Figure collection entries

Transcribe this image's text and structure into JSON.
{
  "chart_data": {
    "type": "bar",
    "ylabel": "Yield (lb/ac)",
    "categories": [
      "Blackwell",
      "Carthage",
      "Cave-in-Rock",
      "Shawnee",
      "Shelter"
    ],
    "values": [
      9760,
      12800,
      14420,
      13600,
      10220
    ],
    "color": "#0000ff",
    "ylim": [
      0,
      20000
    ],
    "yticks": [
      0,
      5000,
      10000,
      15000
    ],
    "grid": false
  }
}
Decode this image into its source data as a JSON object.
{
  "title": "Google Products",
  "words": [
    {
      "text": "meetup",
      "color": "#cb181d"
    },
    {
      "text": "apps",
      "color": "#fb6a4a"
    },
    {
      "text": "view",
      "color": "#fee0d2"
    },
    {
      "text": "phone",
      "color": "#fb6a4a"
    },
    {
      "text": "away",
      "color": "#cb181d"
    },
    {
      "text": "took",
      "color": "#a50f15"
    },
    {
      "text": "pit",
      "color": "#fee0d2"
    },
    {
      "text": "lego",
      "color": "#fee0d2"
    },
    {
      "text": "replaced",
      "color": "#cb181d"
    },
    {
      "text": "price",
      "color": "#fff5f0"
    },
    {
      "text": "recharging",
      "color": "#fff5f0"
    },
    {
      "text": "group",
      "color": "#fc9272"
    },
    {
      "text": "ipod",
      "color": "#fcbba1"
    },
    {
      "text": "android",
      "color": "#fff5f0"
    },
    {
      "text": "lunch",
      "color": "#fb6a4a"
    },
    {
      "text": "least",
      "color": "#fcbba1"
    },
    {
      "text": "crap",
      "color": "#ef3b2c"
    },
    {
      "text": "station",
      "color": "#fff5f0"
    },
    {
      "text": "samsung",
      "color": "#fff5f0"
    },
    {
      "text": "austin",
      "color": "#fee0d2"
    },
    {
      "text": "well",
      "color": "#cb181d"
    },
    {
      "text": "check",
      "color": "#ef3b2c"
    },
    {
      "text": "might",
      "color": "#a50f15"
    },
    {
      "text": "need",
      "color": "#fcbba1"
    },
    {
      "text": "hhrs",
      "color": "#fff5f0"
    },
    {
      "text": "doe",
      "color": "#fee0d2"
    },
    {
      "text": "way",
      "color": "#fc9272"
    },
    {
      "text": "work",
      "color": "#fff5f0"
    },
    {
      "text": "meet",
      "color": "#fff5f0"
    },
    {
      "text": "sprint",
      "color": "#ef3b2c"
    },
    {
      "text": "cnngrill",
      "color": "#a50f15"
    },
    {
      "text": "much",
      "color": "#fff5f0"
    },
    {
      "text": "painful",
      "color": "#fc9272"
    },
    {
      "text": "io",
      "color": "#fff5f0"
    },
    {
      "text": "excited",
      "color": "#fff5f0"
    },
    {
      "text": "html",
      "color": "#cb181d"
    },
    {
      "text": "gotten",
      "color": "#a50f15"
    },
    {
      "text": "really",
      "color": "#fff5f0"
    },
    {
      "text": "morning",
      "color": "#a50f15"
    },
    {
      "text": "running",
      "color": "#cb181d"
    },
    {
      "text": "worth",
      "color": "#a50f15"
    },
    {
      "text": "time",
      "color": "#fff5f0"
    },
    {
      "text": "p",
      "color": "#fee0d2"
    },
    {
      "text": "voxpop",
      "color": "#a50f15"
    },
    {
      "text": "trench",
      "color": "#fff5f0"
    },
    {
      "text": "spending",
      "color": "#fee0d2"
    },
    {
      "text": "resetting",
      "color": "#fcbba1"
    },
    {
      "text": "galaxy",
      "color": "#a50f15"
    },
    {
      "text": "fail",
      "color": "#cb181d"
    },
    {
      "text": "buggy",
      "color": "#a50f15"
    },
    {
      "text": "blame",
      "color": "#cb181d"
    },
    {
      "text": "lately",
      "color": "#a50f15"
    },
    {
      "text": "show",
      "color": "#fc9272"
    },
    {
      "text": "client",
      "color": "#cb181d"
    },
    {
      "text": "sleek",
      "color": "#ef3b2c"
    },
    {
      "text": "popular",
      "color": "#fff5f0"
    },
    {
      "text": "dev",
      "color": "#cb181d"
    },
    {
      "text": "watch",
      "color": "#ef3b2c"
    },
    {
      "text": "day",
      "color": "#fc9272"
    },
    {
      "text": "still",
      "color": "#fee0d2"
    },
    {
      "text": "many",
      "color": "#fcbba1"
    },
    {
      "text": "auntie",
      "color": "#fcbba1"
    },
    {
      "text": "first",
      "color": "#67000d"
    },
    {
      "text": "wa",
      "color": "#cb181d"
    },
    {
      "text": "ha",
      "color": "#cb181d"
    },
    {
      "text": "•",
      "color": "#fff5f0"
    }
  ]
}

EXERCISE REQUIREMENTS:
Give only the number of lines in the entries that contain "JSON".

TASK RESPONSE:
2